### Task prompt
Copy each line in which the string "want" occurs.

### Data in this exercise
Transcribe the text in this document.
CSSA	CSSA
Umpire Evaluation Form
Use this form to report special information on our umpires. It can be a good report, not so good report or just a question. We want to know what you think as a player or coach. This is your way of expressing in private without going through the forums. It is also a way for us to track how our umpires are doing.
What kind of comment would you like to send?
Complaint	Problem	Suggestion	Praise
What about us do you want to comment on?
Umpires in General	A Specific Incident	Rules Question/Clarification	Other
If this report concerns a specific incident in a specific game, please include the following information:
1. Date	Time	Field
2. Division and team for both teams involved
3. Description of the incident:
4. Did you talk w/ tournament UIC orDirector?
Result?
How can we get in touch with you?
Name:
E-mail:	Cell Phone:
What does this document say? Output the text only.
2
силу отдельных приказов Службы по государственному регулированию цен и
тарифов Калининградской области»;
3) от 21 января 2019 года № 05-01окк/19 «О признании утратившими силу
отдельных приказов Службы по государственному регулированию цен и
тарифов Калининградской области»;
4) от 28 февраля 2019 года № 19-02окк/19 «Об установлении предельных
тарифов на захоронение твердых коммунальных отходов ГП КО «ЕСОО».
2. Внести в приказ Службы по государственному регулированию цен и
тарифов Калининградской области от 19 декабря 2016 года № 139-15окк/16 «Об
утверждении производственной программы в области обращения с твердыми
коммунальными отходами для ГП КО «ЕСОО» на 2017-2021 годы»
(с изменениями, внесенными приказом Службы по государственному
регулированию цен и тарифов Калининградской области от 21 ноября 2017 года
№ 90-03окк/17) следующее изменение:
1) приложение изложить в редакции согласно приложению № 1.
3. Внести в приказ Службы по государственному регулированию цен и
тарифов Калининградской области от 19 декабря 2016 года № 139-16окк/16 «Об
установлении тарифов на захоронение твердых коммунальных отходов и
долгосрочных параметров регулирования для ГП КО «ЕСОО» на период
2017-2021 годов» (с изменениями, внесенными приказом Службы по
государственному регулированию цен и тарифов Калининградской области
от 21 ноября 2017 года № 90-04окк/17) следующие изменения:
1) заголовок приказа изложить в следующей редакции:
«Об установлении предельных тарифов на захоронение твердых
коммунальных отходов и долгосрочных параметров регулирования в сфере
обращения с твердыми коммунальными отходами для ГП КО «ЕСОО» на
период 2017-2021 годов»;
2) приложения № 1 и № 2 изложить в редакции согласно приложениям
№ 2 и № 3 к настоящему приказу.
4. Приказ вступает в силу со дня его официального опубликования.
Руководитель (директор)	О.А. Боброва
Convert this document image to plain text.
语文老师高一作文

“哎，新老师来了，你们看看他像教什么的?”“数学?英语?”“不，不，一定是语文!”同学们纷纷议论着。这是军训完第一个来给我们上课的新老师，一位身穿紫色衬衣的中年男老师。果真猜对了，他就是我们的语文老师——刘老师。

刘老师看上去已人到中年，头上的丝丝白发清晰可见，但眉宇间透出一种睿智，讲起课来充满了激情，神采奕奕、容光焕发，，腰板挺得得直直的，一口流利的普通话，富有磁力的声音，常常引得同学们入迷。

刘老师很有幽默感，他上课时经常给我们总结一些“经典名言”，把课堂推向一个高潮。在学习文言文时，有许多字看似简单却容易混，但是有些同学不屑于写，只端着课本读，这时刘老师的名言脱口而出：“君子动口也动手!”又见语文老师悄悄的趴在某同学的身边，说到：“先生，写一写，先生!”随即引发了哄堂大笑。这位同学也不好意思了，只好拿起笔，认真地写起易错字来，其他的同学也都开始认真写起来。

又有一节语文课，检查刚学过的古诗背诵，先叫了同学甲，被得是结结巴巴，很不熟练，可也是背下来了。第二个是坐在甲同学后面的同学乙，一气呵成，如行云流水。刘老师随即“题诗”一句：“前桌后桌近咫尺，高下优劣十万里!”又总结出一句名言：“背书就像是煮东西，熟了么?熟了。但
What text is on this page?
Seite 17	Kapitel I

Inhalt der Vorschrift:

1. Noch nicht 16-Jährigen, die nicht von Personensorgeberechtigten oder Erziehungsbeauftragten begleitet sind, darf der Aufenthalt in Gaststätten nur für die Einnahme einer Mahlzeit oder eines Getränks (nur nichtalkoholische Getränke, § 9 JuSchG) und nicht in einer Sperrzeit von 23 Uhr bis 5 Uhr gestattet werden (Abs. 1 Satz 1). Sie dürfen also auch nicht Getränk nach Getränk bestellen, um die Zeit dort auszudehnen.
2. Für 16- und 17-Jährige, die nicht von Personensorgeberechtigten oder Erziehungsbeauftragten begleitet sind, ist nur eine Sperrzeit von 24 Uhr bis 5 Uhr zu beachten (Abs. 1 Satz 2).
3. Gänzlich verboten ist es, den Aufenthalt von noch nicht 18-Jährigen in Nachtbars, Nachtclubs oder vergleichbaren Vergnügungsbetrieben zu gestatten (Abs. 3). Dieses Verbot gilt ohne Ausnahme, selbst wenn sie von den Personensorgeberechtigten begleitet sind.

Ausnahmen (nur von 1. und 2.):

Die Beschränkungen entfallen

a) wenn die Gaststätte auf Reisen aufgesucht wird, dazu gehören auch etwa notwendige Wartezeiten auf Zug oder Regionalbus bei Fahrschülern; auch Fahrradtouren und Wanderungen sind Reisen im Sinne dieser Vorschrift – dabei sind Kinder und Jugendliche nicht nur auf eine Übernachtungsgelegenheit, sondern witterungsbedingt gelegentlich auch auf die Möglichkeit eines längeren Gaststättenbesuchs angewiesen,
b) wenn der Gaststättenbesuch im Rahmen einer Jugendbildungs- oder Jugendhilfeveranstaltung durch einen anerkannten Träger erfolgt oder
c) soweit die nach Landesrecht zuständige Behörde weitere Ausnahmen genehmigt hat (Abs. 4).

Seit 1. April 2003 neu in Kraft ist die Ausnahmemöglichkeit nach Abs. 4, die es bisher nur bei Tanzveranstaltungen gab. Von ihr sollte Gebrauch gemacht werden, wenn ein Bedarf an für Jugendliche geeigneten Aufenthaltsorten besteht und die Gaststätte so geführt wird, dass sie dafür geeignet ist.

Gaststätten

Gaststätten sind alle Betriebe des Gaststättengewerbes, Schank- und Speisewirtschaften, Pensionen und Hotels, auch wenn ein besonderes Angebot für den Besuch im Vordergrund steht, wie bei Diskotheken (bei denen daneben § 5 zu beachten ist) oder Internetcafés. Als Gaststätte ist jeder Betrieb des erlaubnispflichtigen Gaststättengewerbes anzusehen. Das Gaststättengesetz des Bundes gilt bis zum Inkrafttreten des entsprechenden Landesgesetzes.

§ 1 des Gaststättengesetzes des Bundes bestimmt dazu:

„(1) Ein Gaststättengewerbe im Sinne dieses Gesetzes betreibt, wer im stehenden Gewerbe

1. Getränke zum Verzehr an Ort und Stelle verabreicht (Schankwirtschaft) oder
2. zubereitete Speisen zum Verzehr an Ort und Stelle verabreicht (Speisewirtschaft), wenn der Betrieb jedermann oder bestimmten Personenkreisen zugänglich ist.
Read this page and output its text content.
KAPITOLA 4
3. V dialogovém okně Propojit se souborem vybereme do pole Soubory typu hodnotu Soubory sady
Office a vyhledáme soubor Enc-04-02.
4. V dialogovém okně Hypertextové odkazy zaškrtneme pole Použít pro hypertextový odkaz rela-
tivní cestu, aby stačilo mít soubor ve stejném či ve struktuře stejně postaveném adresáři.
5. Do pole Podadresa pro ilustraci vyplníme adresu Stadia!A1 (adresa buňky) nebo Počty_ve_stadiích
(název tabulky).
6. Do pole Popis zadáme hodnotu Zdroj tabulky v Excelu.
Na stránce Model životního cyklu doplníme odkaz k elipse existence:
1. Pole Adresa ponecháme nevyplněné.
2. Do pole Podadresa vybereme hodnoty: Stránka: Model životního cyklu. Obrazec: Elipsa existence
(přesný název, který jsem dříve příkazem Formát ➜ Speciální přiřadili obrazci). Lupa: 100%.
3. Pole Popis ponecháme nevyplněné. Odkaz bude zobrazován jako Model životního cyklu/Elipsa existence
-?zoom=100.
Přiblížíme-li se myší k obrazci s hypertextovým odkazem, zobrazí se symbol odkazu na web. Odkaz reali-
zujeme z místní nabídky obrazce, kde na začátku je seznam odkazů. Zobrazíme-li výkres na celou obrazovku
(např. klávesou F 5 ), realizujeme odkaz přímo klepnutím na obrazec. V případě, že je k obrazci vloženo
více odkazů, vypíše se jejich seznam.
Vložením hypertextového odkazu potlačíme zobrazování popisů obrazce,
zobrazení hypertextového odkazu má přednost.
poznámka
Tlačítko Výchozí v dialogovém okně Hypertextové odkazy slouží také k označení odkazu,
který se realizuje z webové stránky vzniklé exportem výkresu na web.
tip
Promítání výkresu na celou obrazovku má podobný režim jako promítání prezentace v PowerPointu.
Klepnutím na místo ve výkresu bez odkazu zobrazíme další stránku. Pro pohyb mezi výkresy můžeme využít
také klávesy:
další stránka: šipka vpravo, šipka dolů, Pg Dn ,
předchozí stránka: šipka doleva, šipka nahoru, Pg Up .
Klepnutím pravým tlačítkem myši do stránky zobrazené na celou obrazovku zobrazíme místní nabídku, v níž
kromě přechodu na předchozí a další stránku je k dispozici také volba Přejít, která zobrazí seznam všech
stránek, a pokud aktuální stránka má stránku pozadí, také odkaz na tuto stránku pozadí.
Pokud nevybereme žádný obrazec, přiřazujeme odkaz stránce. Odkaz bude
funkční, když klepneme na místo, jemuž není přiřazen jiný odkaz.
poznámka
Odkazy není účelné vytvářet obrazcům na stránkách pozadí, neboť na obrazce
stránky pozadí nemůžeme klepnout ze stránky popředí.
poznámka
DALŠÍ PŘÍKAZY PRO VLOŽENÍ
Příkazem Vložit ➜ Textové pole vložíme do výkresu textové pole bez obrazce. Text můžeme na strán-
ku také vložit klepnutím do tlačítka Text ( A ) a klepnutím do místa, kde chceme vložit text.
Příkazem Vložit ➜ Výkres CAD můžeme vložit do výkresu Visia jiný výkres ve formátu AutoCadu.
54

### Full output
Use this form to report special information on our umpires. It can be a good report, not so good report or just a question. We want to know what you think as a player or coach. This is your way of expressing in private without going through the forums. It is also a way for us to track how our umpires are doing.
What about us do you want to comment on?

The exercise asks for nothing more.